> [Consignes]
1. Recopiez à l'identique, s'il vous plaît, le passage du texte sur le poète audois qui commence par les mots contenant "Venu au monde" et se termine par "ans en prison.".
2. Selon le texte sur le poète audois, sur quelles terres le poète est-il venu au monde ?
3. Rédigez la suite du texte sur le poète audois, à partir de son dernier vers.

À partir de ce moment, il décide de ne plus faire qu’écrire: un recueil de nouvelles fantastiques, des romans, des recueils de contes et de légendes etc.
Il conte donc, aussi. Ses soirées s’intitulent Contes des origines etc. Dans Beau désir, il exalte, avec les contes dits « paillards », la jubilation de la vie et de l’amour charnel.
Venu au monde sur les terres rouges de l’Aude, il se sent toujours l’héritier des Troubadours occitans, il a la poésie chevillée au corps. Mais loin de s’enfermer dans son terroir natal, auquel il restait toujours fidèle, il vibre aux rumeurs du monde, et il rend hommage aux POÈTES ASSASSINÉS du XXe siècle pour lesquels il de l’admiration et de l’empathie:
« Entre les dents des jours une rose scintille
Dans Prague aux doigts de pluie »
Nezval disait cela
C’était en mil neuf cent trente-six, en ce temps-là
Nazim Hikmet, l’homme d’Orient, cheveux jonquille,
À Istamboul entrait pour trente ans en prison.
Lorca perdait son sang cornes de lune au front
Et Desnos, deuil pour deuil, comme un taureau très doux
Veillait au pont au Change et pressentait les loups
« Entre les dents des jours une rose scintille
Dans Prague aux doigts de pluie »
Nezval disait cela
Et Miguel Hernandez au bagne d’Alicante
Baisait les souliers vides et les morts sur les yeux
« Nous n’appartenons pas à un peuple de bœufs »
Disait-il. Il chantait des splendeurs innocentes
Il chantait pour son fils mort de faim à dix mois
Et sur le sang rouillé, vent du peuple, sa voix
Fut la rose aux cent feuilles à la cime des monts
Qui t’appelait avec orgueil « Révolution »
« Entre les dents des jours une rose scintille
Dans Prague aux doigts de pluie »
Nezval disait cela
Un jour, quand sera sec et stérile le ventre
Énorme des fascismes, un autre temps viendra
Et reviendront les morts qui ne pourrissent pas
Ils descendront du train, ils secoueront la cendre
De leurs vieux vêtements démodés un matin
Ils pleureront de joie dans des gerbes de mains
Parmi les travailleurs à l’aube juste éclose
Avec, dans leur poing bleu, le soleil vertical
Entre les dents des jours une rose scintille
Dans Prague aux doigts de pluie où chantera Nezval.

> [Données fournies]
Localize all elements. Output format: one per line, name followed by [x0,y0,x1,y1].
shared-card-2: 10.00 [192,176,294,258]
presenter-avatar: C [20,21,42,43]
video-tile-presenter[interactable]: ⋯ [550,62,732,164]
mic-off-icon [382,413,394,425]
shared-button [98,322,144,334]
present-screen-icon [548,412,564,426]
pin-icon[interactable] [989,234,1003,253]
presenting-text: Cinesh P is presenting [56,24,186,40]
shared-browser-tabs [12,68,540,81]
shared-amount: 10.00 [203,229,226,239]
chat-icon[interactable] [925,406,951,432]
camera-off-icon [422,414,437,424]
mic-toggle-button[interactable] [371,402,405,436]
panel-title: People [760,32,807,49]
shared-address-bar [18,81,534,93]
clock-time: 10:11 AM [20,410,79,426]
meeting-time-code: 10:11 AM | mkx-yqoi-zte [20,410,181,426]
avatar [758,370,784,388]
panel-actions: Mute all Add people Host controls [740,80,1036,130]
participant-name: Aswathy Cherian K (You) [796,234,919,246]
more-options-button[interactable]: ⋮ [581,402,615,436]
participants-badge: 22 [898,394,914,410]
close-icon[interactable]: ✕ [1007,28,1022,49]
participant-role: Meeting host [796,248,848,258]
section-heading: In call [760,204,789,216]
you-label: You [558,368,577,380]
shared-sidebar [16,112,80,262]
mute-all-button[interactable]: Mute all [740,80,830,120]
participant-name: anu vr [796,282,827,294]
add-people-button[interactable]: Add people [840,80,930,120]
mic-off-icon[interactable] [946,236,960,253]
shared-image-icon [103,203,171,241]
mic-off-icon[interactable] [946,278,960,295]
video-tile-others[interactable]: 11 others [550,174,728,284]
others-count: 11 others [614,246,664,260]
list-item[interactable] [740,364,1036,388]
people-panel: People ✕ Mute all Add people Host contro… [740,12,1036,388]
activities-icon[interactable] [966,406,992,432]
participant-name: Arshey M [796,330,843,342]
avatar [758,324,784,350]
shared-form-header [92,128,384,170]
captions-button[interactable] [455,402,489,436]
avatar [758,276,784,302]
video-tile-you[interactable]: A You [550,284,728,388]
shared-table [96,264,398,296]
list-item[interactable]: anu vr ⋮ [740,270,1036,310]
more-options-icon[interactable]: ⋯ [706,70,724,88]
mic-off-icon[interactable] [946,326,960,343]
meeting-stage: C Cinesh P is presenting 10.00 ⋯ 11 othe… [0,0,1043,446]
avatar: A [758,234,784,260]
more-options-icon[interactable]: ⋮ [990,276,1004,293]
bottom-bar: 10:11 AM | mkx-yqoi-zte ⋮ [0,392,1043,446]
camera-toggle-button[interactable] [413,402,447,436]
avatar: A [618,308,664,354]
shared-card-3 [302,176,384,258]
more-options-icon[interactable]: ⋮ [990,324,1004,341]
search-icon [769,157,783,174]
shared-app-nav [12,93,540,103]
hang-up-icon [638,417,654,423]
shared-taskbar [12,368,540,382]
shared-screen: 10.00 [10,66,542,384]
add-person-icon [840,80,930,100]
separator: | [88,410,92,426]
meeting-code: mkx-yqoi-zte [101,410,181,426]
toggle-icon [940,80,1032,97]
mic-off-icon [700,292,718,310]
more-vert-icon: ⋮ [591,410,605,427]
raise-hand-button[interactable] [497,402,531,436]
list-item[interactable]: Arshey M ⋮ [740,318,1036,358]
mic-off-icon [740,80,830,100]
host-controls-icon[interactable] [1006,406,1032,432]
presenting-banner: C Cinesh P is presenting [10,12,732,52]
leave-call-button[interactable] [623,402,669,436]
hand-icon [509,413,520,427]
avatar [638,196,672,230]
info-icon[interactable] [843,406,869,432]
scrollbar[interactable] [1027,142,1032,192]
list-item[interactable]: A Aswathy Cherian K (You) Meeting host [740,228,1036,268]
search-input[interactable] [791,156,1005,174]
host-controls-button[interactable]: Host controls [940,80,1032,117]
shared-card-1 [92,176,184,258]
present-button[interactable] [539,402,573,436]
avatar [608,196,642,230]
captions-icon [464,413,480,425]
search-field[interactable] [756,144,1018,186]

> [Corrigé]
1.
Venu au monde sur les terres rouges de l’Aude, il se sent toujours l’héritier des Troubadours occitans, il a la poésie chevillée au corps. Mais loin de s’enfermer dans son terroir natal, auquel il restait toujours fidèle, il vibre aux rumeurs du monde, et il rend hommage aux POÈTES ASSASSINÉS du XXe siècle pour lesquels il de l’admiration et de l’empathie:
« Entre les dents des jours une rose scintille
Dans Prague aux doigts de pluie »
Nezval disait cela
C’était en mil neuf cent trente-six, en ce temps-là
Nazim Hikmet, l’homme d’Orient, cheveux jonquille,
À Istamboul entrait pour trente ans en prison.

2. Sur les terres rouges de l'Aude.

3.
Jacques BERTIN en a donné une version magnifique:
Passionné par les contes du monde entier, il s’est par exemple intéressé à ceux de Chine, s’apercevant que leur équivalent existait en Occitan. Il est même allé jusqu’en Afrique, pour rencontrer des conteurs, retranscrire leurs récits pour les raconter à son tour. Fasciné par les Amérindiens, il écrit aussi des Contes d’Amérique.
Il se dit que si ces contes avaient franchi les siècles voire les continents, c’est qu’ils étaient importants, qu’ils avaient des choses à nous communiquer. Il s’est alors mis à conter et à réunir beaucoup de monde à chacune de ses interventions.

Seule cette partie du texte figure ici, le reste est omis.